# start of Dataset records

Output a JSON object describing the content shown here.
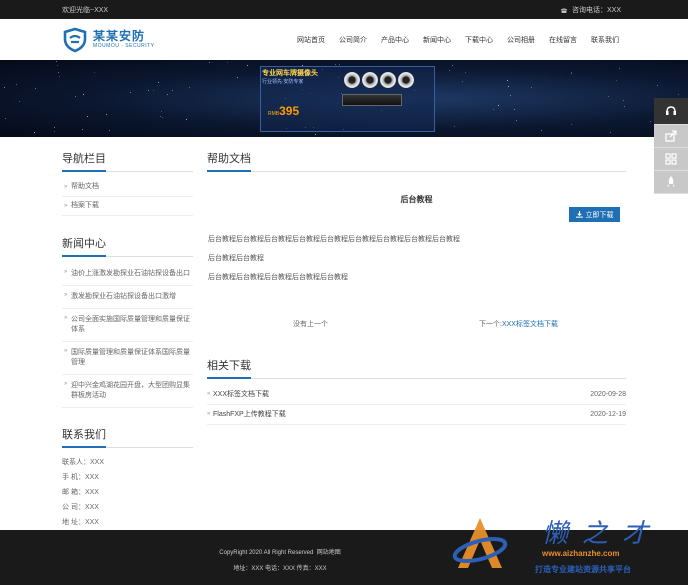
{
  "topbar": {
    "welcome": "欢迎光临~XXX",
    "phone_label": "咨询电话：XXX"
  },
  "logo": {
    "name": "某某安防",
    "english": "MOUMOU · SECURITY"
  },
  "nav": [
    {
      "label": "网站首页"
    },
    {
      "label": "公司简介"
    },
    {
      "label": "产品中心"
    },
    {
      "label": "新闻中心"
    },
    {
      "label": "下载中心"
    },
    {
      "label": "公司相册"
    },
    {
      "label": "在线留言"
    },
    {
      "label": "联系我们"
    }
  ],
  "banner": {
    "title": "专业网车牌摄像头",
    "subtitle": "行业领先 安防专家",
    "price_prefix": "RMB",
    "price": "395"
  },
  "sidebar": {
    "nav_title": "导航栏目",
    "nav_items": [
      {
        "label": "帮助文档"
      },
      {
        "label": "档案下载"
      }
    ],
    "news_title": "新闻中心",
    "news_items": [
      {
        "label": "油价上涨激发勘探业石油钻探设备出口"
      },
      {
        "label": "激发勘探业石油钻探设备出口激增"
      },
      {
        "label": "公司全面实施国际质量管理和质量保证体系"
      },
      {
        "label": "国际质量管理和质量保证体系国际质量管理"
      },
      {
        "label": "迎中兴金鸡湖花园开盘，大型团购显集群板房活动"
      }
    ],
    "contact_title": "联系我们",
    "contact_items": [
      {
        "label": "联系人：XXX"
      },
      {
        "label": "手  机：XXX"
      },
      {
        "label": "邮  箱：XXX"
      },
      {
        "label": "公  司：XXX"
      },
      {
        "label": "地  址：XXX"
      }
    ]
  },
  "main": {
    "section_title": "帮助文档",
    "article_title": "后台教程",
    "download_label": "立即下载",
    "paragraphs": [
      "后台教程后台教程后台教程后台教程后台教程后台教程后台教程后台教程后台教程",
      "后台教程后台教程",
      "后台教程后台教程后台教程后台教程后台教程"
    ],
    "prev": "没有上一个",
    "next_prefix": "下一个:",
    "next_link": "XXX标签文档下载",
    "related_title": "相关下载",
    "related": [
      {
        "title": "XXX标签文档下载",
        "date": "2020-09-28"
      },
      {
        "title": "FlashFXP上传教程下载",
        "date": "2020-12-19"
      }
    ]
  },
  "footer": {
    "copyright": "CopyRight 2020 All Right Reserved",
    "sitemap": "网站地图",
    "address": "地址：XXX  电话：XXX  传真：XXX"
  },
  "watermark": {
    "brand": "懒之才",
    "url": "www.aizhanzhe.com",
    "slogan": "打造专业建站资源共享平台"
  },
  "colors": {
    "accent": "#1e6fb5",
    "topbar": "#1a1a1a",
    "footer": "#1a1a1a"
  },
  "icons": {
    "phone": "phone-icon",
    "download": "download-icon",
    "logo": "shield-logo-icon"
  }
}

# end of Dataset records

▶ [Task goal]:
Omitting all images, print the listing exactly.

▶ [Solution to this exercise]:
Output a JSON object describing the content shown here.
{
  "topbar": {
    "welcome": "欢迎光临~XXX",
    "phone_label": "咨询电话：XXX"
  },
  "logo": {
    "name": "某某安防",
    "english": "MOUMOU · SECURITY"
  },
  "nav": [
    {
      "label": "网站首页"
    },
    {
      "label": "公司简介"
    },
    {
      "label": "产品中心"
    },
    {
      "label": "新闻中心"
    },
    {
      "label": "下载中心"
    },
    {
      "label": "公司相册"
    },
    {
      "label": "在线留言"
    },
    {
      "label": "联系我们"
    }
  ],
  "banner": {
    "title": "专业网车牌摄像头",
    "subtitle": "行业领先 安防专家",
    "price_prefix": "RMB",
    "price": "395"
  },
  "sidebar": {
    "nav_title": "导航栏目",
    "nav_items": [
      {
        "label": "帮助文档"
      },
      {
        "label": "档案下载"
      }
    ],
    "news_title": "新闻中心",
    "news_items": [
      {
        "label": "油价上涨激发勘探业石油钻探设备出口"
      },
      {
        "label": "激发勘探业石油钻探设备出口激增"
      },
      {
        "label": "公司全面实施国际质量管理和质量保证体系"
      },
      {
        "label": "国际质量管理和质量保证体系国际质量管理"
      },
      {
        "label": "迎中兴金鸡湖花园开盘，大型团购显集群板房活动"
      }
    ],
    "contact_title": "联系我们",
    "contact_items": [
      {
        "label": "联系人：XXX"
      },
      {
        "label": "手  机：XXX"
      },
      {
        "label": "邮  箱：XXX"
      },
      {
        "label": "公  司：XXX"
      },
      {
        "label": "地  址：XXX"
      }
    ]
  },
  "main": {
    "section_title": "帮助文档",
    "article_title": "后台教程",
    "download_label": "立即下载",
    "paragraphs": [
      "后台教程后台教程后台教程后台教程后台教程后台教程后台教程后台教程后台教程",
      "后台教程后台教程",
      "后台教程后台教程后台教程后台教程后台教程"
    ],
    "prev": "没有上一个",
    "next_prefix": "下一个:",
    "next_link": "XXX标签文档下载",
    "related_title": "相关下载",
    "related": [
      {
        "title": "XXX标签文档下载",
        "date": "2020-09-28"
      },
      {
        "title": "FlashFXP上传教程下载",
        "date": "2020-12-19"
      }
    ]
  },
  "footer": {
    "copyright": "CopyRight 2020 All Right Reserved",
    "sitemap": "网站地图",
    "address": "地址：XXX  电话：XXX  传真：XXX"
  },
  "watermark": {
    "brand": "懒之才",
    "url": "www.aizhanzhe.com",
    "slogan": "打造专业建站资源共享平台"
  },
  "colors": {
    "accent": "#1e6fb5",
    "topbar": "#1a1a1a",
    "footer": "#1a1a1a"
  },
  "icons": {
    "phone": "phone-icon",
    "download": "download-icon",
    "logo": "shield-logo-icon"
  }
}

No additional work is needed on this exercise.